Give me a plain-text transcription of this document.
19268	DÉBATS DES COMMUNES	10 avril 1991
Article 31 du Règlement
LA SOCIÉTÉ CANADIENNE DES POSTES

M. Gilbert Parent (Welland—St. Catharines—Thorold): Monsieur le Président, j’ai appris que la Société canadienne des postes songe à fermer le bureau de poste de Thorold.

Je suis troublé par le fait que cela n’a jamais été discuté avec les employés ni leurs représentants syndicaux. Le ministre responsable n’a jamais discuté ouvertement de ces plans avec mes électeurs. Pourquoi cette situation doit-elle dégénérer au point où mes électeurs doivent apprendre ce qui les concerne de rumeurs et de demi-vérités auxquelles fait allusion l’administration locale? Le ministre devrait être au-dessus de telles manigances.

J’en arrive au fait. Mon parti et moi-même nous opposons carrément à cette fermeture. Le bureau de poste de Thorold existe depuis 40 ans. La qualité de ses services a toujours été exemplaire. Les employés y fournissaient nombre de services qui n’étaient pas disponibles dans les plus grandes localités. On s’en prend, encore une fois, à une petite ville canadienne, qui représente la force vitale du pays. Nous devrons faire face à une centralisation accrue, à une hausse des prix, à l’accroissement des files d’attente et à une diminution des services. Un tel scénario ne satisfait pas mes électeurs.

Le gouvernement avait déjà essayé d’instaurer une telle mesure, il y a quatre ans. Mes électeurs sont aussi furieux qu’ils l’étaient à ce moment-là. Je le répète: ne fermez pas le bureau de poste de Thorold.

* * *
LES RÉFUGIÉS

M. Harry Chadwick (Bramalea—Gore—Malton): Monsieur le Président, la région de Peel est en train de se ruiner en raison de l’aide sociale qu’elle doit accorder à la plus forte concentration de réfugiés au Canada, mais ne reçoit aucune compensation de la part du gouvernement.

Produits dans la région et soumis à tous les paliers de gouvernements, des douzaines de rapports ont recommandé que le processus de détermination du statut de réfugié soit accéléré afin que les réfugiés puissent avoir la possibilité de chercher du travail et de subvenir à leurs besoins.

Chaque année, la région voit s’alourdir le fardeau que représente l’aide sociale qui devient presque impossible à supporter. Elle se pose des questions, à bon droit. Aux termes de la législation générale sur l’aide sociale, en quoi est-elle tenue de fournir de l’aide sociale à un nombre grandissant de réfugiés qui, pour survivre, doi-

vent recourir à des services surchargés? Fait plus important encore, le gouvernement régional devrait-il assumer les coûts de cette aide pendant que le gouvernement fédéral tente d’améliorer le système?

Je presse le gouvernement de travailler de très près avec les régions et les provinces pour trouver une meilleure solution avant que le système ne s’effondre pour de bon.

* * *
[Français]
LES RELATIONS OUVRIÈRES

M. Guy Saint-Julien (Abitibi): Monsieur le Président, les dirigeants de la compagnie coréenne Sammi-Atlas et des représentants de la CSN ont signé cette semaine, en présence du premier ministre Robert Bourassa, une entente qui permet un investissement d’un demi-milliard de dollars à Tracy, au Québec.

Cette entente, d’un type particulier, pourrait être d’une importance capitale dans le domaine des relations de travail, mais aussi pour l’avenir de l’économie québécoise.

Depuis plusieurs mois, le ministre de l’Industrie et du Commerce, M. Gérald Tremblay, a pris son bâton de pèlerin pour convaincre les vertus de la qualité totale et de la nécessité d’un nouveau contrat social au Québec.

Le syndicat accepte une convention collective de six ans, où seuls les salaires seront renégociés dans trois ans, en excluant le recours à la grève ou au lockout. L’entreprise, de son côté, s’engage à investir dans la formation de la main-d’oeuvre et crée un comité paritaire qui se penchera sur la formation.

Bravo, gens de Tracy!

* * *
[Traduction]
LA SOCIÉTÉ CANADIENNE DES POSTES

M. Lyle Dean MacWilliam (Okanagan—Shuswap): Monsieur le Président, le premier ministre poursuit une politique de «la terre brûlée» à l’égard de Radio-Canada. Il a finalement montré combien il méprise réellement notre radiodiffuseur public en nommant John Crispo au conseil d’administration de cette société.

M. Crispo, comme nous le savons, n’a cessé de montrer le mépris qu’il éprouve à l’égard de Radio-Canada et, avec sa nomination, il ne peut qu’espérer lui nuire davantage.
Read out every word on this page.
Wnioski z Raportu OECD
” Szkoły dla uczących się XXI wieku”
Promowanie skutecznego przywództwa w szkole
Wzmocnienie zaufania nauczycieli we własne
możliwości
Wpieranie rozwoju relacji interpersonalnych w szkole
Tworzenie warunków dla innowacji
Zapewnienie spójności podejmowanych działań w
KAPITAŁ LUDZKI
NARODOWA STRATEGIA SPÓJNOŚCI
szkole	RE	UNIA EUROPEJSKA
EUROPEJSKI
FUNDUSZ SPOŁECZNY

======

▶ **AIM OF THE EXERCISE**
Return each line of the records above exactly as it reads.

▶ **THE RESPONSE**
Give me a plain-text transcription of this document.
19268	DÉBATS DES COMMUNES	10 avril 1991
Article 31 du Règlement
LA SOCIÉTÉ CANADIENNE DES POSTES

M. Gilbert Parent (Welland—St. Catharines—Thorold): Monsieur le Président, j’ai appris que la Société canadienne des postes songe à fermer le bureau de poste de Thorold.

Je suis troublé par le fait que cela n’a jamais été discuté avec les employés ni leurs représentants syndicaux. Le ministre responsable n’a jamais discuté ouvertement de ces plans avec mes électeurs. Pourquoi cette situation doit-elle dégénérer au point où mes électeurs doivent apprendre ce qui les concerne de rumeurs et de demi-vérités auxquelles fait allusion l’administration locale? Le ministre devrait être au-dessus de telles manigances.

J’en arrive au fait. Mon parti et moi-même nous opposons carrément à cette fermeture. Le bureau de poste de Thorold existe depuis 40 ans. La qualité de ses services a toujours été exemplaire. Les employés y fournissaient nombre de services qui n’étaient pas disponibles dans les plus grandes localités. On s’en prend, encore une fois, à une petite ville canadienne, qui représente la force vitale du pays. Nous devrons faire face à une centralisation accrue, à une hausse des prix, à l’accroissement des files d’attente et à une diminution des services. Un tel scénario ne satisfait pas mes électeurs.

Le gouvernement avait déjà essayé d’instaurer une telle mesure, il y a quatre ans. Mes électeurs sont aussi furieux qu’ils l’étaient à ce moment-là. Je le répète: ne fermez pas le bureau de poste de Thorold.

* * *
LES RÉFUGIÉS

M. Harry Chadwick (Bramalea—Gore—Malton): Monsieur le Président, la région de Peel est en train de se ruiner en raison de l’aide sociale qu’elle doit accorder à la plus forte concentration de réfugiés au Canada, mais ne reçoit aucune compensation de la part du gouvernement.

Produits dans la région et soumis à tous les paliers de gouvernements, des douzaines de rapports ont recommandé que le processus de détermination du statut de réfugié soit accéléré afin que les réfugiés puissent avoir la possibilité de chercher du travail et de subvenir à leurs besoins.

Chaque année, la région voit s’alourdir le fardeau que représente l’aide sociale qui devient presque impossible à supporter. Elle se pose des questions, à bon droit. Aux termes de la législation générale sur l’aide sociale, en quoi est-elle tenue de fournir de l’aide sociale à un nombre grandissant de réfugiés qui, pour survivre, doi-

vent recourir à des services surchargés? Fait plus important encore, le gouvernement régional devrait-il assumer les coûts de cette aide pendant que le gouvernement fédéral tente d’améliorer le système?

Je presse le gouvernement de travailler de très près avec les régions et les provinces pour trouver une meilleure solution avant que le système ne s’effondre pour de bon.

* * *
[Français]
LES RELATIONS OUVRIÈRES

M. Guy Saint-Julien (Abitibi): Monsieur le Président, les dirigeants de la compagnie coréenne Sammi-Atlas et des représentants de la CSN ont signé cette semaine, en présence du premier ministre Robert Bourassa, une entente qui permet un investissement d’un demi-milliard de dollars à Tracy, au Québec.

Cette entente, d’un type particulier, pourrait être d’une importance capitale dans le domaine des relations de travail, mais aussi pour l’avenir de l’économie québécoise.

Depuis plusieurs mois, le ministre de l’Industrie et du Commerce, M. Gérald Tremblay, a pris son bâton de pèlerin pour convaincre les vertus de la qualité totale et de la nécessité d’un nouveau contrat social au Québec.

Le syndicat accepte une convention collective de six ans, où seuls les salaires seront renégociés dans trois ans, en excluant le recours à la grève ou au lockout. L’entreprise, de son côté, s’engage à investir dans la formation de la main-d’oeuvre et crée un comité paritaire qui se penchera sur la formation.

Bravo, gens de Tracy!

* * *
[Traduction]
LA SOCIÉTÉ CANADIENNE DES POSTES

M. Lyle Dean MacWilliam (Okanagan—Shuswap): Monsieur le Président, le premier ministre poursuit une politique de «la terre brûlée» à l’égard de Radio-Canada. Il a finalement montré combien il méprise réellement notre radiodiffuseur public en nommant John Crispo au conseil d’administration de cette société.

M. Crispo, comme nous le savons, n’a cessé de montrer le mépris qu’il éprouve à l’égard de Radio-Canada et, avec sa nomination, il ne peut qu’espérer lui nuire davantage.
Read out every word on this page.
Wnioski z Raportu OECD
” Szkoły dla uczących się XXI wieku”
Promowanie skutecznego przywództwa w szkole
Wzmocnienie zaufania nauczycieli we własne
możliwości
Wpieranie rozwoju relacji interpersonalnych w szkole
Tworzenie warunków dla innowacji
Zapewnienie spójności podejmowanych działań w
KAPITAŁ LUDZKI
NARODOWA STRATEGIA SPÓJNOŚCI
szkole	RE	UNIA EUROPEJSKA
EUROPEJSKI
FUNDUSZ SPOŁECZNY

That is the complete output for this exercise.